## Work instructions
Below are records to repeat exactly. Omit the pictures from the copy.

####

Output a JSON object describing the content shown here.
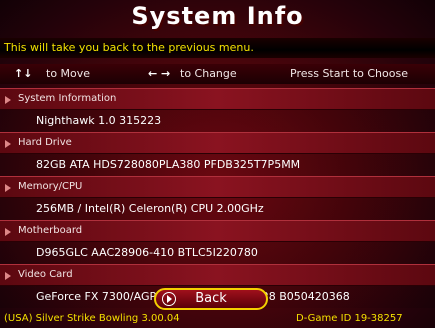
{
  "title": "System Info",
  "hint": "This will take you back to the previous menu.",
  "controls": {
    "move_arrows": "↑↓",
    "move_label": "to Move",
    "change_arrows": "← →",
    "change_label": "to Change",
    "start_label": "Press Start to Choose"
  },
  "sections": [
    {
      "label": "System Information",
      "value": "Nighthawk 1.0 315223"
    },
    {
      "label": "Hard Drive",
      "value": "82GB ATA HDS728080PLA380 PFDB325T7P5MM"
    },
    {
      "label": "Memory/CPU",
      "value": "256MB / Intel(R) Celeron(R) CPU 2.00GHz"
    },
    {
      "label": "Motherboard",
      "value": "D965GLC AAC28906-410 BTLC5I220780"
    },
    {
      "label": "Video Card",
      "value": "GeForce FX 7300/AGP/SSE2, FX5200-TD128 B050420368"
    }
  ],
  "back_label": "Back",
  "footer": {
    "left": "(USA) Silver Strike Bowling 3.00.04",
    "right": "D-Game ID 19-38257"
  }
}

####

## Output for this exercise
Output a JSON object describing the content shown here.
{
  "title": "System Info",
  "hint": "This will take you back to the previous menu.",
  "controls": {
    "move_arrows": "↑↓",
    "move_label": "to Move",
    "change_arrows": "← →",
    "change_label": "to Change",
    "start_label": "Press Start to Choose"
  },
  "sections": [
    {
      "label": "System Information",
      "value": "Nighthawk 1.0 315223"
    },
    {
      "label": "Hard Drive",
      "value": "82GB ATA HDS728080PLA380 PFDB325T7P5MM"
    },
    {
      "label": "Memory/CPU",
      "value": "256MB / Intel(R) Celeron(R) CPU 2.00GHz"
    },
    {
      "label": "Motherboard",
      "value": "D965GLC AAC28906-410 BTLC5I220780"
    },
    {
      "label": "Video Card",
      "value": "GeForce FX 7300/AGP/SSE2, FX5200-TD128 B050420368"
    }
  ],
  "back_label": "Back",
  "footer": {
    "left": "(USA) Silver Strike Bowling 3.00.04",
    "right": "D-Game ID 19-38257"
  }
}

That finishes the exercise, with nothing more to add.